◆ Exercise objective ◆
Extract every line where the string "Downloads" appears.

^^^^^^^^^^^^^^^^

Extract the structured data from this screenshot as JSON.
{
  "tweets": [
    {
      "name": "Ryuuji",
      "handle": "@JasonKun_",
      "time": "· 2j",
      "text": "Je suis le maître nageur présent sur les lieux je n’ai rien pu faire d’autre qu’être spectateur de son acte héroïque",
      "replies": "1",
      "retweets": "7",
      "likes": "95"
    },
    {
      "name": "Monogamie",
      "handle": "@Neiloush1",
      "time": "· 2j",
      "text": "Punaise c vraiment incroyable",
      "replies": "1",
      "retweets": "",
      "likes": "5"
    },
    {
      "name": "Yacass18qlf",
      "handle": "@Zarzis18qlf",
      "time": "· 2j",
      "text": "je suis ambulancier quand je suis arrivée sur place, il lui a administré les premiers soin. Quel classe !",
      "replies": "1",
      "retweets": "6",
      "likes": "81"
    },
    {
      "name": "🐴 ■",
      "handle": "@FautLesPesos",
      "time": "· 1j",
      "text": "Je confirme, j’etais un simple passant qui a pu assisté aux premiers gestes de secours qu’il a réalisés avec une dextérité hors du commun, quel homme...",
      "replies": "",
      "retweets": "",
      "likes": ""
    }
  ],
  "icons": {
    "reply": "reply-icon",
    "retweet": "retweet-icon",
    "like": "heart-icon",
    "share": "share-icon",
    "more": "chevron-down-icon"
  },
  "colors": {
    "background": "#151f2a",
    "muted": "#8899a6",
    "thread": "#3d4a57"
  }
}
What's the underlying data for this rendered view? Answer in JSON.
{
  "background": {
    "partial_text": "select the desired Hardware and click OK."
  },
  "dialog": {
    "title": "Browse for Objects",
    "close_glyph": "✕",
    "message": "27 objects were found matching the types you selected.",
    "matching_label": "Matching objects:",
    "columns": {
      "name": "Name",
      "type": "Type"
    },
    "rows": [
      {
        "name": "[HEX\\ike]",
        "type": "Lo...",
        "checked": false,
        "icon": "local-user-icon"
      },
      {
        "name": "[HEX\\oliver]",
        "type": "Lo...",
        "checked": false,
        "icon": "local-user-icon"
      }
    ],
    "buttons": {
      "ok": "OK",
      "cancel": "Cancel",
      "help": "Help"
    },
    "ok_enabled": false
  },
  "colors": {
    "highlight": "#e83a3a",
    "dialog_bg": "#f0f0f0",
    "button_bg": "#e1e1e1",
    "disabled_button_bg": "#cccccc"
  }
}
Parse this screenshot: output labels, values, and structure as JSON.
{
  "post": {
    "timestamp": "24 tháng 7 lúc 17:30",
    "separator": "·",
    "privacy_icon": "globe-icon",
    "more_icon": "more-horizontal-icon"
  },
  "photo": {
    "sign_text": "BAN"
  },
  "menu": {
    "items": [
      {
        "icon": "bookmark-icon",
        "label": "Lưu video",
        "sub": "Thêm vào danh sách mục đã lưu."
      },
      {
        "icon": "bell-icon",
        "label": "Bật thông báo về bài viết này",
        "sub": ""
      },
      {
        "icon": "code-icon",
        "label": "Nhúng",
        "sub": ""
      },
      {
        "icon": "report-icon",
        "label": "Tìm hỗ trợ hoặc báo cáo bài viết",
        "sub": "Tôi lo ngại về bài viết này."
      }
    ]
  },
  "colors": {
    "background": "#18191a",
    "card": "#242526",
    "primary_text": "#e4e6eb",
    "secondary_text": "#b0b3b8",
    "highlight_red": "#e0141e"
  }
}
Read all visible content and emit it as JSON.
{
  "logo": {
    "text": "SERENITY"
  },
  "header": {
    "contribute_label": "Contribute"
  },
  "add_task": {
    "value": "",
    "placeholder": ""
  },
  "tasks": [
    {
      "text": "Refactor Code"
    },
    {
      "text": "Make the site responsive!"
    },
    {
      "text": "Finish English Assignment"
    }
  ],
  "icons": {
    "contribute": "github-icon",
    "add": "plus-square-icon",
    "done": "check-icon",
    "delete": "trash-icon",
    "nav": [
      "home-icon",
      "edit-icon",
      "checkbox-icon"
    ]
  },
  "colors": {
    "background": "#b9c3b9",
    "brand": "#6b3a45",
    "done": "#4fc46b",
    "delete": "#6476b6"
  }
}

^^^^^^^^^^^^^^^^

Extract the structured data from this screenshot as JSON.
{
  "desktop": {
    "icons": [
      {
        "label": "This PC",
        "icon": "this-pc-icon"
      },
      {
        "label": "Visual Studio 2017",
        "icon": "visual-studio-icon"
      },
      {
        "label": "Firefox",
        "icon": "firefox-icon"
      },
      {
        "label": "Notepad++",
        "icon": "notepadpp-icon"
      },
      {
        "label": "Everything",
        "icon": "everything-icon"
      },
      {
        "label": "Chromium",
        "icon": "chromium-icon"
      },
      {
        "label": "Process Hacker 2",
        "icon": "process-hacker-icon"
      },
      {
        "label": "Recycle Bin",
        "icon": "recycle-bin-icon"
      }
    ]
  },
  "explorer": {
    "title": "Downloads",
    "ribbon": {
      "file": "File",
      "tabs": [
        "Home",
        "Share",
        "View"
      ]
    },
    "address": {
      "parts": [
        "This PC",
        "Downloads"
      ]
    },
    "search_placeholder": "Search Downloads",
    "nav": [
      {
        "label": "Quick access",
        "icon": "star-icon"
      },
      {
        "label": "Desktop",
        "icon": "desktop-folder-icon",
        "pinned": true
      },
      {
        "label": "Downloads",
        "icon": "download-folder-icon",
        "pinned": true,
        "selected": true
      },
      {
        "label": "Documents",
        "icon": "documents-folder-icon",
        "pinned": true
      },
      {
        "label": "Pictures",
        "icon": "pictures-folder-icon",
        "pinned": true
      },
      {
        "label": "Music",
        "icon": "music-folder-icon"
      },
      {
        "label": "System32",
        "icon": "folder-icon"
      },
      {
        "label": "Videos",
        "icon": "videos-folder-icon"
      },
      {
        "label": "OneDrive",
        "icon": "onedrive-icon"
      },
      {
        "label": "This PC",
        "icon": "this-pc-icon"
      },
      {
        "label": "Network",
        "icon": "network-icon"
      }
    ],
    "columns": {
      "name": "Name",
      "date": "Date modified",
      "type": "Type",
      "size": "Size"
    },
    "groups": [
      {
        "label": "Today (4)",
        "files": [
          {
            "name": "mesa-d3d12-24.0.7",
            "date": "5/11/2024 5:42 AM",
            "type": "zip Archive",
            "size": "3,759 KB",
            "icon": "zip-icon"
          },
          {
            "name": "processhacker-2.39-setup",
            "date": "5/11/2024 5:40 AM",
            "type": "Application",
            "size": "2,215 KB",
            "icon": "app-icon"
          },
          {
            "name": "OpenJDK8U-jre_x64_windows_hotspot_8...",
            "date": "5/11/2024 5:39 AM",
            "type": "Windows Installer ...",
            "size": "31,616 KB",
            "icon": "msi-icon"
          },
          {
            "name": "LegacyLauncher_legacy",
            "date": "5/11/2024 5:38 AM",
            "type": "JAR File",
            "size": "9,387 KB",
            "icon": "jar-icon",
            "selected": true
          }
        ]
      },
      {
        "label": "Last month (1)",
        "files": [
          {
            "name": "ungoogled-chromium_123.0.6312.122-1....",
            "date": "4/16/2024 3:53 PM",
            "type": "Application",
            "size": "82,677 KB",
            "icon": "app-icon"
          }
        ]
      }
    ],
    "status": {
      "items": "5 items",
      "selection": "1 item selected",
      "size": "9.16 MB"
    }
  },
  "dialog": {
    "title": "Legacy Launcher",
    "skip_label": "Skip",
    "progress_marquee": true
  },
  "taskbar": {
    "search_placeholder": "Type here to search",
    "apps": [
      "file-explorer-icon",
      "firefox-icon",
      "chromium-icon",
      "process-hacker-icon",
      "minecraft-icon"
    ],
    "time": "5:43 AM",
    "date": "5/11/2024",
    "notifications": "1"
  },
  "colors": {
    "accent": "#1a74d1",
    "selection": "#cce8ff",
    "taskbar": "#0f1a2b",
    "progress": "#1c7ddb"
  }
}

^^^^^^^^^^^^^^^^

◆ Full response ◆
    "title": "Downloads",
        "Downloads"
    "search_placeholder": "Search Downloads",
        "label": "Downloads",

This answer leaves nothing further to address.